Extracted records:
^^^^^^^^

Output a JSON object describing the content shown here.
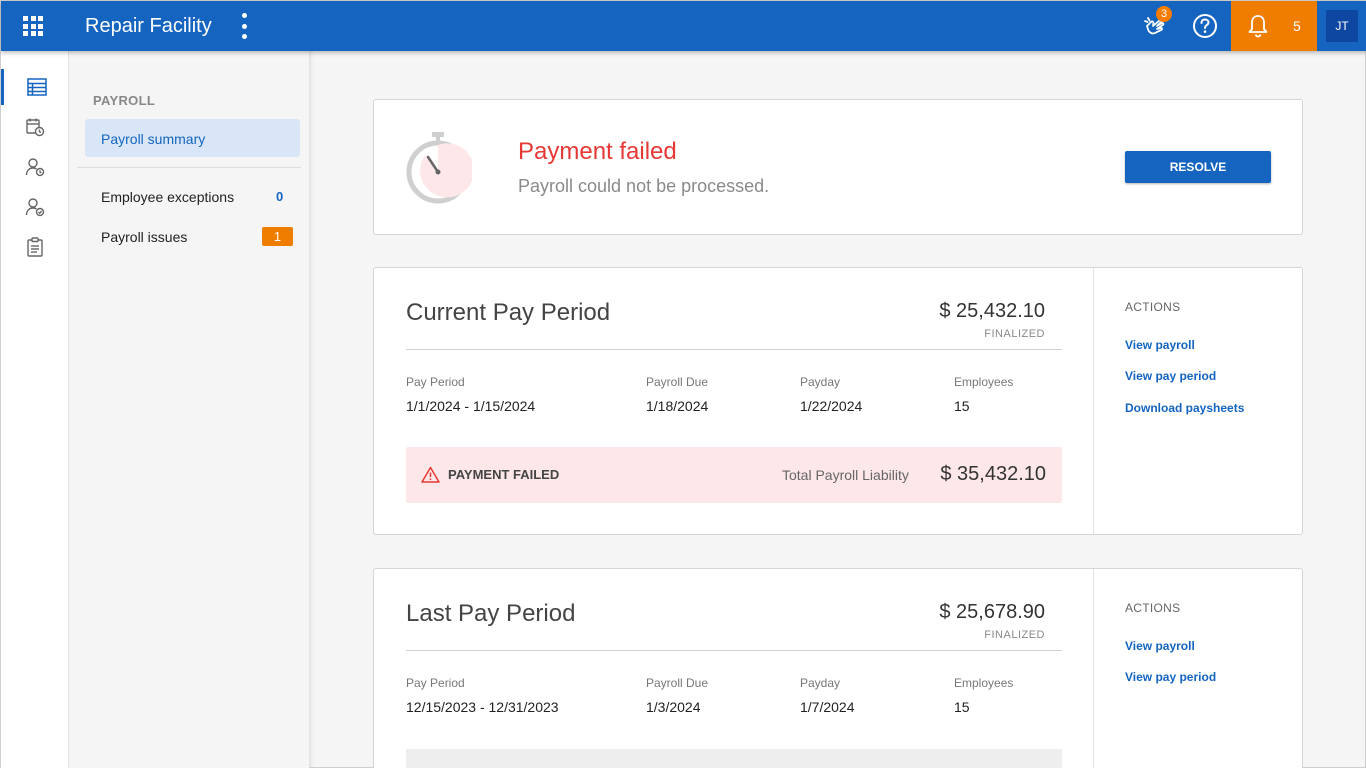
{
  "app": {
    "title": "Repair Facility",
    "celebrate_badge": "3",
    "notification_count": "5",
    "avatar_initials": "JT",
    "brand_color": "#1565c0",
    "accent_color": "#ef7d00"
  },
  "rail": {
    "icons": [
      "list-view-icon",
      "calendar-clock-icon",
      "user-clock-icon",
      "user-check-icon",
      "clipboard-icon"
    ],
    "active_index": 0
  },
  "subnav": {
    "section": "PAYROLL",
    "active_item": "Payroll summary",
    "items": [
      {
        "label": "Employee exceptions",
        "count": "0"
      },
      {
        "label": "Payroll issues",
        "count": "1"
      }
    ]
  },
  "alert": {
    "title": "Payment failed",
    "subtitle": "Payroll could not be processed.",
    "button": "RESOLVE",
    "icon": "stopwatch-icon"
  },
  "current_period": {
    "title": "Current Pay Period",
    "amount": "$ 25,432.10",
    "status": "FINALIZED",
    "fields": [
      {
        "label": "Pay Period",
        "value": "1/1/2024 - 1/15/2024"
      },
      {
        "label": "Payroll Due",
        "value": "1/18/2024"
      },
      {
        "label": "Payday",
        "value": "1/22/2024"
      },
      {
        "label": "Employees",
        "value": "15"
      }
    ],
    "failure_label": "PAYMENT FAILED",
    "liability_label": "Total Payroll Liability",
    "liability_amount": "$ 35,432.10",
    "actions_heading": "ACTIONS",
    "actions": [
      "View payroll",
      "View pay period",
      "Download paysheets"
    ]
  },
  "last_period": {
    "title": "Last Pay Period",
    "amount": "$ 25,678.90",
    "status": "FINALIZED",
    "fields": [
      {
        "label": "Pay Period",
        "value": "12/15/2023 - 12/31/2023"
      },
      {
        "label": "Payroll Due",
        "value": "1/3/2024"
      },
      {
        "label": "Payday",
        "value": "1/7/2024"
      },
      {
        "label": "Employees",
        "value": "15"
      }
    ],
    "actions_heading": "ACTIONS",
    "actions": [
      "View payroll",
      "View pay period"
    ]
  }
}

^^^^^^^^

§ Prompt:
All preceding records should be duplicated verbatim, images excepted.

§ Result below:
Output a JSON object describing the content shown here.
{
  "app": {
    "title": "Repair Facility",
    "celebrate_badge": "3",
    "notification_count": "5",
    "avatar_initials": "JT",
    "brand_color": "#1565c0",
    "accent_color": "#ef7d00"
  },
  "rail": {
    "icons": [
      "list-view-icon",
      "calendar-clock-icon",
      "user-clock-icon",
      "user-check-icon",
      "clipboard-icon"
    ],
    "active_index": 0
  },
  "subnav": {
    "section": "PAYROLL",
    "active_item": "Payroll summary",
    "items": [
      {
        "label": "Employee exceptions",
        "count": "0"
      },
      {
        "label": "Payroll issues",
        "count": "1"
      }
    ]
  },
  "alert": {
    "title": "Payment failed",
    "subtitle": "Payroll could not be processed.",
    "button": "RESOLVE",
    "icon": "stopwatch-icon"
  },
  "current_period": {
    "title": "Current Pay Period",
    "amount": "$ 25,432.10",
    "status": "FINALIZED",
    "fields": [
      {
        "label": "Pay Period",
        "value": "1/1/2024 - 1/15/2024"
      },
      {
        "label": "Payroll Due",
        "value": "1/18/2024"
      },
      {
        "label": "Payday",
        "value": "1/22/2024"
      },
      {
        "label": "Employees",
        "value": "15"
      }
    ],
    "failure_label": "PAYMENT FAILED",
    "liability_label": "Total Payroll Liability",
    "liability_amount": "$ 35,432.10",
    "actions_heading": "ACTIONS",
    "actions": [
      "View payroll",
      "View pay period",
      "Download paysheets"
    ]
  },
  "last_period": {
    "title": "Last Pay Period",
    "amount": "$ 25,678.90",
    "status": "FINALIZED",
    "fields": [
      {
        "label": "Pay Period",
        "value": "12/15/2023 - 12/31/2023"
      },
      {
        "label": "Payroll Due",
        "value": "1/3/2024"
      },
      {
        "label": "Payday",
        "value": "1/7/2024"
      },
      {
        "label": "Employees",
        "value": "15"
      }
    ],
    "actions_heading": "ACTIONS",
    "actions": [
      "View payroll",
      "View pay period"
    ]
  }
}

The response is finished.